# Exercise task:
Copy every line from the data below in which the string "Tinggi" can be found.

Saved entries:
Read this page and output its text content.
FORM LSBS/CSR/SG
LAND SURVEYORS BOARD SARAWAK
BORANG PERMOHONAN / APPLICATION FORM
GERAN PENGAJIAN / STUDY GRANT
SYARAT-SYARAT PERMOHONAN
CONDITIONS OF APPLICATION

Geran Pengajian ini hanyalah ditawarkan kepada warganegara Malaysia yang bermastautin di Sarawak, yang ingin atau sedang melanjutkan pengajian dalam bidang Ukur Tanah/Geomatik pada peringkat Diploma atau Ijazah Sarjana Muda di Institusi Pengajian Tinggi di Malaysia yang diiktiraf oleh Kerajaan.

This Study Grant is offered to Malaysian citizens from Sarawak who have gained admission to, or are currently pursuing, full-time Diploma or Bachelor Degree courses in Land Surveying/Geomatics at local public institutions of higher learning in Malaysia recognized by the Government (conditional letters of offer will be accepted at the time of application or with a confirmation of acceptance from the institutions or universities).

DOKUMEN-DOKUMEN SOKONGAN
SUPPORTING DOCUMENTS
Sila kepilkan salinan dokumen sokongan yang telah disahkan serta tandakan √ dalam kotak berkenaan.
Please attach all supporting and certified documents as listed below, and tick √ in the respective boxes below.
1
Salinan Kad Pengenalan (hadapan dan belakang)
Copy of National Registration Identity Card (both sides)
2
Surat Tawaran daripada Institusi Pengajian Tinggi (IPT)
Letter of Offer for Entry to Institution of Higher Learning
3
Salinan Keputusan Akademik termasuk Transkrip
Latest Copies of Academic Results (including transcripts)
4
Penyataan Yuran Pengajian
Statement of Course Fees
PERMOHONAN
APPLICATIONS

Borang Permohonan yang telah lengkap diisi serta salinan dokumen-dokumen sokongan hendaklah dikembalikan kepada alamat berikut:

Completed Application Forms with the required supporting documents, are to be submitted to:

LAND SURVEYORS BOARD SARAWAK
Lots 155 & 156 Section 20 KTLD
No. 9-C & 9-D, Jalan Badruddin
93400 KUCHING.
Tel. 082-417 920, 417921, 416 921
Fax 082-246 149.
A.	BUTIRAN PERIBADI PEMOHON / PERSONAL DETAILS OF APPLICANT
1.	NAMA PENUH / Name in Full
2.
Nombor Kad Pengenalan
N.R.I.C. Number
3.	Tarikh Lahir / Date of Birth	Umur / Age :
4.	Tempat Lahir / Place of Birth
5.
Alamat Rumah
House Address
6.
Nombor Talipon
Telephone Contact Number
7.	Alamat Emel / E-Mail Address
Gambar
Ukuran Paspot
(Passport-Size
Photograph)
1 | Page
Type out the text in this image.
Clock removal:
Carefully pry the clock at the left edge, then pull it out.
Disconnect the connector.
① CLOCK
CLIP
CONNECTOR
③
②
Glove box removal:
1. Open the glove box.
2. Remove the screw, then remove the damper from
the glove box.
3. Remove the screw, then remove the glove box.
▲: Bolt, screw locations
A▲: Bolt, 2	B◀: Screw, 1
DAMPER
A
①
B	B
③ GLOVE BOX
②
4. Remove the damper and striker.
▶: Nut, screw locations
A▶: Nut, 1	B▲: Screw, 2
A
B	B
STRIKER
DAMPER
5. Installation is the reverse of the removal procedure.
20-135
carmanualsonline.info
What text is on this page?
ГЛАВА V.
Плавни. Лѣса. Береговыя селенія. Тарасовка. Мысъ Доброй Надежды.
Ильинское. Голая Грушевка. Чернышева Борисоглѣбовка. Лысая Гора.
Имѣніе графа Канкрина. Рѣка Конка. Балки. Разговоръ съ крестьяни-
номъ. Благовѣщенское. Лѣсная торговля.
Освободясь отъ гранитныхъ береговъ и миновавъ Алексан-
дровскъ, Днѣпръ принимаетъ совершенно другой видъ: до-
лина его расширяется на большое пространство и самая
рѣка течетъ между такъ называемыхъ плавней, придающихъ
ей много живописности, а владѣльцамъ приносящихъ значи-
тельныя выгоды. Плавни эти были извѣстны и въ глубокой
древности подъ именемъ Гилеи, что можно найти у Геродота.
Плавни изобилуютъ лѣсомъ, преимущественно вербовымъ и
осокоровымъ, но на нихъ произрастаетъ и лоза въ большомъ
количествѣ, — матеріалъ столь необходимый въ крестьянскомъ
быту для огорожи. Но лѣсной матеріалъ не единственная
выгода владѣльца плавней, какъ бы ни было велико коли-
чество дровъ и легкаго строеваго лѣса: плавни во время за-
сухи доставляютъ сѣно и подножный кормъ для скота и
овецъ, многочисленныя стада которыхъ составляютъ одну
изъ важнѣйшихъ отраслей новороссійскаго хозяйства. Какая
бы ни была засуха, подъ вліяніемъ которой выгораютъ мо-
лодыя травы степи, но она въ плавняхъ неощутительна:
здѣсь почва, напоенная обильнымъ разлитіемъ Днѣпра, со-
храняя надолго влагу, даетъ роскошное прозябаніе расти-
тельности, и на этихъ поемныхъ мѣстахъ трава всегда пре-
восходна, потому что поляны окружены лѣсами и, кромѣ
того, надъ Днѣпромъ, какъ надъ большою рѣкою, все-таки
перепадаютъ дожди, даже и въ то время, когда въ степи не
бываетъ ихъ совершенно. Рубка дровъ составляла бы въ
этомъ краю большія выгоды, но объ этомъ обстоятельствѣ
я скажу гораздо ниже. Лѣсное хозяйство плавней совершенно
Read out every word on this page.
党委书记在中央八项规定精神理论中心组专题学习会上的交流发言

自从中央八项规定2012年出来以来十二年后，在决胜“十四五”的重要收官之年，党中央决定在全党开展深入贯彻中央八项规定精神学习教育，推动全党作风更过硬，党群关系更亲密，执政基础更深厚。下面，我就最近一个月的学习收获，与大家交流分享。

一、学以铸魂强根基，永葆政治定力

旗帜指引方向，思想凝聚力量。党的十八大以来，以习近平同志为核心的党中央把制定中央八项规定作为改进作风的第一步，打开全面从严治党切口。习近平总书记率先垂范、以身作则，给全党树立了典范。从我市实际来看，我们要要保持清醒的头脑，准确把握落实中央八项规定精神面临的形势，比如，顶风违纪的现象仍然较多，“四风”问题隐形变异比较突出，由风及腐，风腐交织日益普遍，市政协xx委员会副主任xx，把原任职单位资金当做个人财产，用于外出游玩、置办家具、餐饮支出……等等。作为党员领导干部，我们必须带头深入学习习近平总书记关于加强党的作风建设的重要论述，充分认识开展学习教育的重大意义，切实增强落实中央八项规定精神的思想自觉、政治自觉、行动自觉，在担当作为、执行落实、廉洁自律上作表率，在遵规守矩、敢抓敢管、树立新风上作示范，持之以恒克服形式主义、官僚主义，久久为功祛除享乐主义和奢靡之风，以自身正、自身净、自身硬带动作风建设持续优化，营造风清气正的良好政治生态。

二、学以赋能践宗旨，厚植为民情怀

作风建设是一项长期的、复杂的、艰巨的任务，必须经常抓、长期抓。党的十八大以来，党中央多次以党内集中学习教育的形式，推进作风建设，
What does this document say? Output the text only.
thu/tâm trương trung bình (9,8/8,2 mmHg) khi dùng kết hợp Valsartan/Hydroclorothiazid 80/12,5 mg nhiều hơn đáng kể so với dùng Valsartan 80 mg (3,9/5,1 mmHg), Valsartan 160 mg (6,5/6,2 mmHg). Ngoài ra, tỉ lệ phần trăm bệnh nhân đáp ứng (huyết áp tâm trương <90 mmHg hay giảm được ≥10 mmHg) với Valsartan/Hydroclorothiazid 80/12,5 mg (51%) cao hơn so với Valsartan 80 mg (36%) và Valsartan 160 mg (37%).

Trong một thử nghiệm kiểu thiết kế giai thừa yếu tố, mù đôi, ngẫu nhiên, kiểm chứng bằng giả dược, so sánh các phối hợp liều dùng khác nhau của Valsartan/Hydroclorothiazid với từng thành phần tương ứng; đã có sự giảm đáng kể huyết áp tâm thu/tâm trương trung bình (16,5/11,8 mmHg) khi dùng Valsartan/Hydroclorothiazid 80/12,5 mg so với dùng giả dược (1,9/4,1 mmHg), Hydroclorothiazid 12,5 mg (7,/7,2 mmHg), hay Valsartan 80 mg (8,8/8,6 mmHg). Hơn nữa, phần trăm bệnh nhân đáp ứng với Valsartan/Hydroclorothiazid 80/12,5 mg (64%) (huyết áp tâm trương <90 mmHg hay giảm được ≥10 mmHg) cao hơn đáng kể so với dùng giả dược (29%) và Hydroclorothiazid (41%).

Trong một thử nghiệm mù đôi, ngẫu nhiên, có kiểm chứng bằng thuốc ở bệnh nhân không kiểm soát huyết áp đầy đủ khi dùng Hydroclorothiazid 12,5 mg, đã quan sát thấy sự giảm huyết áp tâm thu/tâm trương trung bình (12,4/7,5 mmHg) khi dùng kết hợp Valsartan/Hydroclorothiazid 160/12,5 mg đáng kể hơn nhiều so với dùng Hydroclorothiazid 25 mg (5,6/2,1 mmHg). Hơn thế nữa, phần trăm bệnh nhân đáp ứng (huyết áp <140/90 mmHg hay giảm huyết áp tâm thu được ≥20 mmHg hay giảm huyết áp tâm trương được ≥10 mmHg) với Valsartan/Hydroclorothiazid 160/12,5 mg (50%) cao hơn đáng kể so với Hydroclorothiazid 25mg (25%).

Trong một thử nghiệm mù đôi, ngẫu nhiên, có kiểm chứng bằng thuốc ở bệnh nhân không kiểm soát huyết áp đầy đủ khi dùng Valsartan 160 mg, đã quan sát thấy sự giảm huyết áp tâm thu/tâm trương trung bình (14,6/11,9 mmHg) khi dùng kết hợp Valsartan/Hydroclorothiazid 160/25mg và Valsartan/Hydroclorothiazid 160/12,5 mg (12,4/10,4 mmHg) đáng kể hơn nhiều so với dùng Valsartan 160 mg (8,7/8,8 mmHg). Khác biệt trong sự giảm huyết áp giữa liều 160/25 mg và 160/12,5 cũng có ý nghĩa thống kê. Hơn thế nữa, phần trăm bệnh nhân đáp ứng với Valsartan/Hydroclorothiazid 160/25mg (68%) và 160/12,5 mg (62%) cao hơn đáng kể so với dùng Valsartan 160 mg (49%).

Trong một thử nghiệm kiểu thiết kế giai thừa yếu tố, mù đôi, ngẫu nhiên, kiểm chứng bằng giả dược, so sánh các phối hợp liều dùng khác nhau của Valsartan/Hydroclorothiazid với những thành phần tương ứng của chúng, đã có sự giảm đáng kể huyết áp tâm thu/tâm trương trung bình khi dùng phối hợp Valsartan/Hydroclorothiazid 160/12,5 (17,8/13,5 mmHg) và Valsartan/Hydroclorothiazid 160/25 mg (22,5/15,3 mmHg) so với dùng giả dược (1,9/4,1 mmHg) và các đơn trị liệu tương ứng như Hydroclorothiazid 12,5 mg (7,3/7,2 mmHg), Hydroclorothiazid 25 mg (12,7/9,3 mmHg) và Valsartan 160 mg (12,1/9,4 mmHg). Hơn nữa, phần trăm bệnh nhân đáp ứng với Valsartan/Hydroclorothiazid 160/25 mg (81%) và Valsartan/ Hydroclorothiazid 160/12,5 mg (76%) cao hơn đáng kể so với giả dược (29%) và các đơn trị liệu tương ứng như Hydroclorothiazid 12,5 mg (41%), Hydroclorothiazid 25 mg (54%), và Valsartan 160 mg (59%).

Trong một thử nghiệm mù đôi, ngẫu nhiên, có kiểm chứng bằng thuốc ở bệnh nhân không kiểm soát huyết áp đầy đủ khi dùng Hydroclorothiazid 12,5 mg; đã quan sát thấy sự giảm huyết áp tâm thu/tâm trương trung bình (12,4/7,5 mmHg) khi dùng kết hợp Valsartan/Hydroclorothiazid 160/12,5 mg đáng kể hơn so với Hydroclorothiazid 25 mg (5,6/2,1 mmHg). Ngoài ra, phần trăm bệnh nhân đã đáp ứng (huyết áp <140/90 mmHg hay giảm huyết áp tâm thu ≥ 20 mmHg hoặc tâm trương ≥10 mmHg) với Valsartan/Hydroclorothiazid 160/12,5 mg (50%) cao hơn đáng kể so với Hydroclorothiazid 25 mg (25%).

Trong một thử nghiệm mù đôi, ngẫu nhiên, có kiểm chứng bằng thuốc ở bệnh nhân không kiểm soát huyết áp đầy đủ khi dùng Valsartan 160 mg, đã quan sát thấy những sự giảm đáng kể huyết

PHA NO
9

# Task response:
Geran Pengajian ini hanyalah ditawarkan kepada warganegara Malaysia yang bermastautin di Sarawak, yang ingin atau sedang melanjutkan pengajian dalam bidang Ukur Tanah/Geomatik pada peringkat Diploma atau Ijazah Sarjana Muda di Institusi Pengajian Tinggi di Malaysia yang diiktiraf oleh Kerajaan.
Surat Tawaran daripada Institusi Pengajian Tinggi (IPT)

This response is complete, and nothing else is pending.